• _Extracted material_:
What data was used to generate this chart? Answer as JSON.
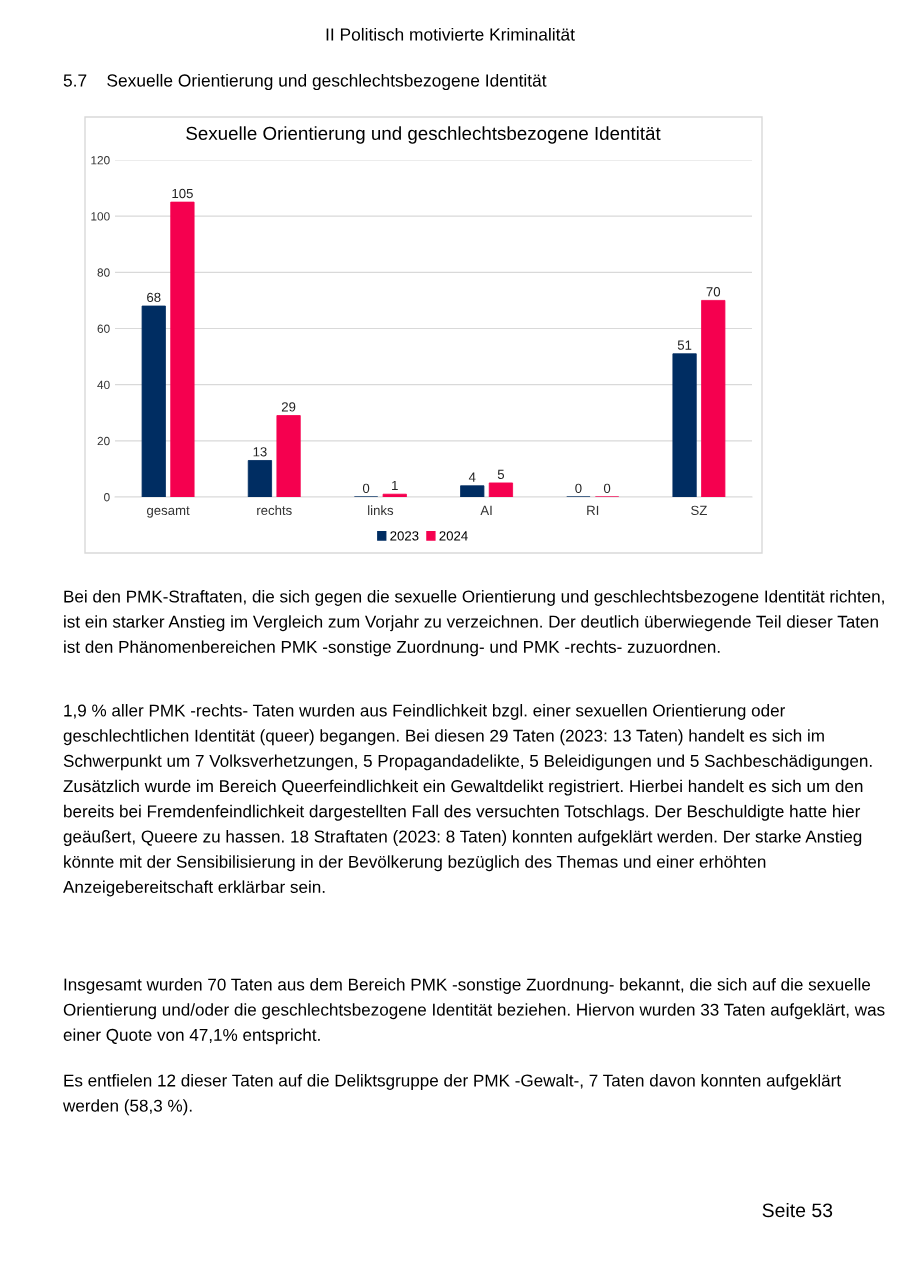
{
  "chart_data": {
    "type": "bar",
    "title": "Sexuelle Orientierung und geschlechtsbezogene Identität",
    "categories": [
      "gesamt",
      "rechts",
      "links",
      "AI",
      "RI",
      "SZ"
    ],
    "series": [
      {
        "name": "2023",
        "color": "#002d62",
        "values": [
          68,
          13,
          0,
          4,
          0,
          51
        ]
      },
      {
        "name": "2024",
        "color": "#f5004f",
        "values": [
          105,
          29,
          1,
          5,
          0,
          70
        ]
      }
    ],
    "ylim": [
      0,
      120
    ],
    "yticks": [
      0,
      20,
      40,
      60,
      80,
      100,
      120
    ],
    "grid": "y",
    "legend": "bottom",
    "data_labels": true,
    "annotations": [
      "II Politisch motivierte Kriminalität",
      "5.7    Sexuelle Orientierung und geschlechtsbezogene Identität",
      "Bei den PMK-Straftaten, die sich gegen die sexuelle Orientierung und geschlechtsbezogene Identität richten, ist ein starker Anstieg im Vergleich zum Vorjahr zu verzeichnen. Der deutlich überwiegende Teil dieser Taten ist den Phänomenbereichen PMK -sonstige Zuordnung- und PMK -rechts- zuzuordnen.",
      "1,9 % aller PMK -rechts- Taten wurden aus Feindlichkeit bzgl. einer sexuellen Orientierung oder geschlechtlichen Identität (queer) begangen. Bei diesen 29 Taten (2023: 13 Taten) handelt es sich im Schwerpunkt um 7 Volksverhetzungen, 5 Propagandadelikte, 5 Beleidigungen und 5 Sachbeschädigungen. Zusätzlich wurde im Bereich Queerfeindlichkeit ein Gewaltdelikt registriert. Hierbei handelt es sich um den bereits bei Fremdenfeindlichkeit dargestellten Fall des versuchten Totschlags. Der Beschuldigte hatte hier geäußert, Queere zu hassen. 18 Straftaten (2023: 8 Taten) konnten aufgeklärt werden. Der starke Anstieg könnte mit der Sensibilisierung in der Bevölkerung bezüglich des Themas und einer erhöhten Anzeigebereitschaft erklärbar sein.",
      "Insgesamt wurden 70 Taten aus dem Bereich PMK -sonstige Zuordnung- bekannt, die sich auf die sexuelle Orientierung und/oder die geschlechtsbezogene Identität beziehen. Hiervon wurden 33 Taten aufgeklärt, was einer Quote von 47,1% entspricht.",
      "Es entfielen 12 dieser Taten auf die Deliktsgruppe der PMK -Gewalt-, 7 Taten davon konnten aufgeklärt werden (58,3 %).",
      "Seite 53"
    ]
  }
}
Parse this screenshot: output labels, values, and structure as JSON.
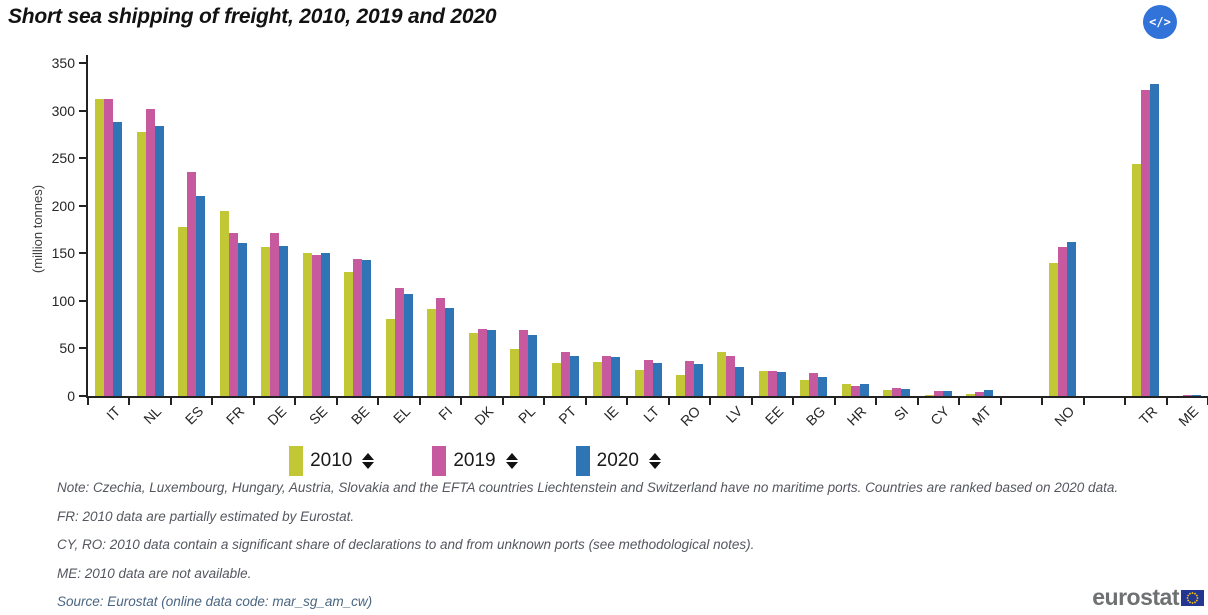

• _What you are asked to do_:
Retype each record exactly as it stands, but do not include the pictures.

• _Response_:
What data was used to generate this chart? Answer as JSON.
{
  "chart_data": {
    "type": "bar",
    "title": "Sexuelle Orientierung und geschlechtsbezogene Identität",
    "categories": [
      "gesamt",
      "rechts",
      "links",
      "AI",
      "RI",
      "SZ"
    ],
    "series": [
      {
        "name": "2023",
        "color": "#002d62",
        "values": [
          68,
          13,
          0,
          4,
          0,
          51
        ]
      },
      {
        "name": "2024",
        "color": "#f5004f",
        "values": [
          105,
          29,
          1,
          5,
          0,
          70
        ]
      }
    ],
    "ylim": [
      0,
      120
    ],
    "yticks": [
      0,
      20,
      40,
      60,
      80,
      100,
      120
    ],
    "grid": "y",
    "legend": "bottom",
    "data_labels": true,
    "annotations": [
      "II Politisch motivierte Kriminalität",
      "5.7    Sexuelle Orientierung und geschlechtsbezogene Identität",
      "Bei den PMK-Straftaten, die sich gegen die sexuelle Orientierung und geschlechtsbezogene Identität richten, ist ein starker Anstieg im Vergleich zum Vorjahr zu verzeichnen. Der deutlich überwiegende Teil dieser Taten ist den Phänomenbereichen PMK -sonstige Zuordnung- und PMK -rechts- zuzuordnen.",
      "1,9 % aller PMK -rechts- Taten wurden aus Feindlichkeit bzgl. einer sexuellen Orientierung oder geschlechtlichen Identität (queer) begangen. Bei diesen 29 Taten (2023: 13 Taten) handelt es sich im Schwerpunkt um 7 Volksverhetzungen, 5 Propagandadelikte, 5 Beleidigungen und 5 Sachbeschädigungen. Zusätzlich wurde im Bereich Queerfeindlichkeit ein Gewaltdelikt registriert. Hierbei handelt es sich um den bereits bei Fremdenfeindlichkeit dargestellten Fall des versuchten Totschlags. Der Beschuldigte hatte hier geäußert, Queere zu hassen. 18 Straftaten (2023: 8 Taten) konnten aufgeklärt werden. Der starke Anstieg könnte mit der Sensibilisierung in der Bevölkerung bezüglich des Themas und einer erhöhten Anzeigebereitschaft erklärbar sein.",
      "Insgesamt wurden 70 Taten aus dem Bereich PMK -sonstige Zuordnung- bekannt, die sich auf die sexuelle Orientierung und/oder die geschlechtsbezogene Identität beziehen. Hiervon wurden 33 Taten aufgeklärt, was einer Quote von 47,1% entspricht.",
      "Es entfielen 12 dieser Taten auf die Deliktsgruppe der PMK -Gewalt-, 7 Taten davon konnten aufgeklärt werden (58,3 %).",
      "Seite 53"
    ]
  }
}
Parse this screenshot: output labels, values, and structure as JSON.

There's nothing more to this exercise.